:: To be done ::
Please rename "candle-body" to "candlestick-body" everywhere in the material below, changing nothing else. Reproduce the lines with the pictures left out.

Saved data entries
****************
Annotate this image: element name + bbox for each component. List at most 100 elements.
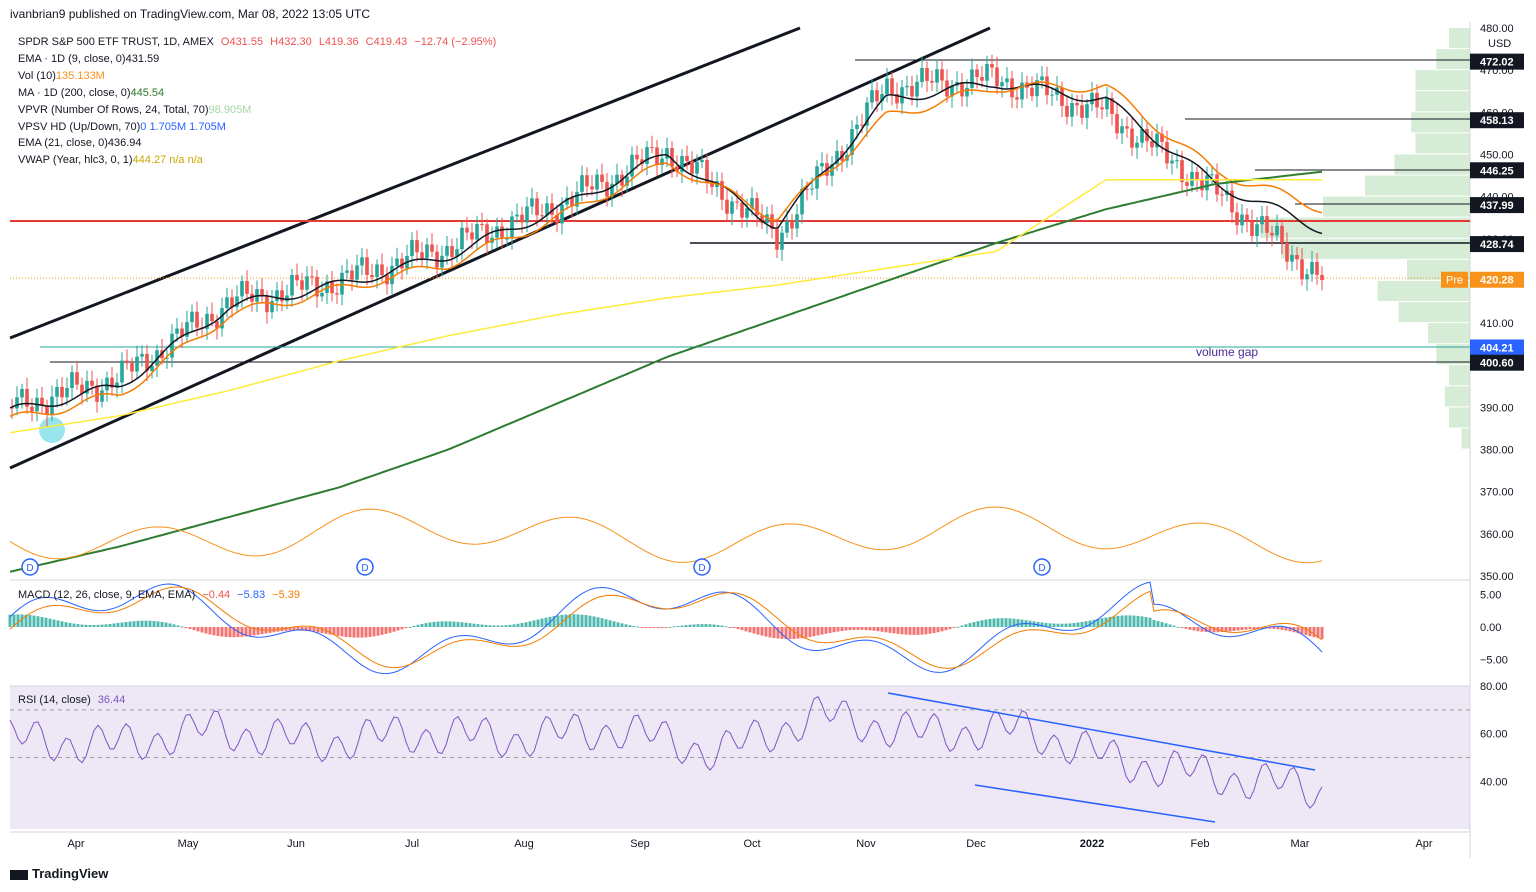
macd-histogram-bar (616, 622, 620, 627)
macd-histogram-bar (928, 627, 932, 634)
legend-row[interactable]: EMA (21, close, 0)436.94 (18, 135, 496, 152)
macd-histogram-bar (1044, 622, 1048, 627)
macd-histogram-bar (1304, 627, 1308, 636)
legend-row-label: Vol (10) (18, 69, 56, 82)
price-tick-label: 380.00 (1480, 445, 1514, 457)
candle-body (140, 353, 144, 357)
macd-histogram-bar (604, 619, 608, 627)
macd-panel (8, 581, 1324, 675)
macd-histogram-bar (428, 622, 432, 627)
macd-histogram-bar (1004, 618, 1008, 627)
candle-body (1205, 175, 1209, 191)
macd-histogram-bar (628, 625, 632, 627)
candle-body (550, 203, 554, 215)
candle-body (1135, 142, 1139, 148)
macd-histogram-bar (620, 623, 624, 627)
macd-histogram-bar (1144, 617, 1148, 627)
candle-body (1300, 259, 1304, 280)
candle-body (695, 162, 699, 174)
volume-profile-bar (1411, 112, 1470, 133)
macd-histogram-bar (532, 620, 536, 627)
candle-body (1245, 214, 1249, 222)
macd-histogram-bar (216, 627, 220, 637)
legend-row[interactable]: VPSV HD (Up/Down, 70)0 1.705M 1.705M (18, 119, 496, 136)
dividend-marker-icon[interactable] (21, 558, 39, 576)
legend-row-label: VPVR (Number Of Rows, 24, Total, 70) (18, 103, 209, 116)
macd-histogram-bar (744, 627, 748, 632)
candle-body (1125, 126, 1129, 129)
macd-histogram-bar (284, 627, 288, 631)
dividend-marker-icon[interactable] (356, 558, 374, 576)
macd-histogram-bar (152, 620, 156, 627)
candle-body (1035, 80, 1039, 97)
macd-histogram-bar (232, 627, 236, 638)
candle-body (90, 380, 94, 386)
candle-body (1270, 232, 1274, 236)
****************
:: Solution for this task ::
Annotate this image: element name + bbox for each component. List at most 100 elements.
macd-histogram-bar (616, 622, 620, 627)
macd-histogram-bar (928, 627, 932, 634)
legend-row[interactable]: EMA (21, close, 0)436.94 (18, 135, 496, 152)
macd-histogram-bar (1044, 622, 1048, 627)
macd-histogram-bar (1304, 627, 1308, 636)
legend-row-label: Vol (10) (18, 69, 56, 82)
price-tick-label: 380.00 (1480, 445, 1514, 457)
candlestick-body (140, 353, 144, 357)
macd-histogram-bar (604, 619, 608, 627)
macd-panel (8, 581, 1324, 675)
macd-histogram-bar (428, 622, 432, 627)
macd-histogram-bar (1004, 618, 1008, 627)
candlestick-body (1205, 175, 1209, 191)
macd-histogram-bar (628, 625, 632, 627)
candlestick-body (550, 203, 554, 215)
candlestick-body (1135, 142, 1139, 148)
macd-histogram-bar (620, 623, 624, 627)
macd-histogram-bar (1144, 617, 1148, 627)
candlestick-body (1300, 259, 1304, 280)
candlestick-body (695, 162, 699, 174)
volume-profile-bar (1411, 112, 1470, 133)
macd-histogram-bar (532, 620, 536, 627)
candlestick-body (1245, 214, 1249, 222)
macd-histogram-bar (216, 627, 220, 637)
legend-row[interactable]: VPSV HD (Up/Down, 70)0 1.705M 1.705M (18, 119, 496, 136)
dividend-marker-icon[interactable] (21, 558, 39, 576)
legend-row-label: VPVR (Number Of Rows, 24, Total, 70) (18, 103, 209, 116)
macd-histogram-bar (744, 627, 748, 632)
candlestick-body (1125, 126, 1129, 129)
macd-histogram-bar (284, 627, 288, 631)
dividend-marker-icon[interactable] (356, 558, 374, 576)
macd-histogram-bar (152, 620, 156, 627)
candlestick-body (1035, 80, 1039, 97)
macd-histogram-bar (232, 627, 236, 638)
candlestick-body (90, 380, 94, 386)
candlestick-body (1270, 232, 1274, 236)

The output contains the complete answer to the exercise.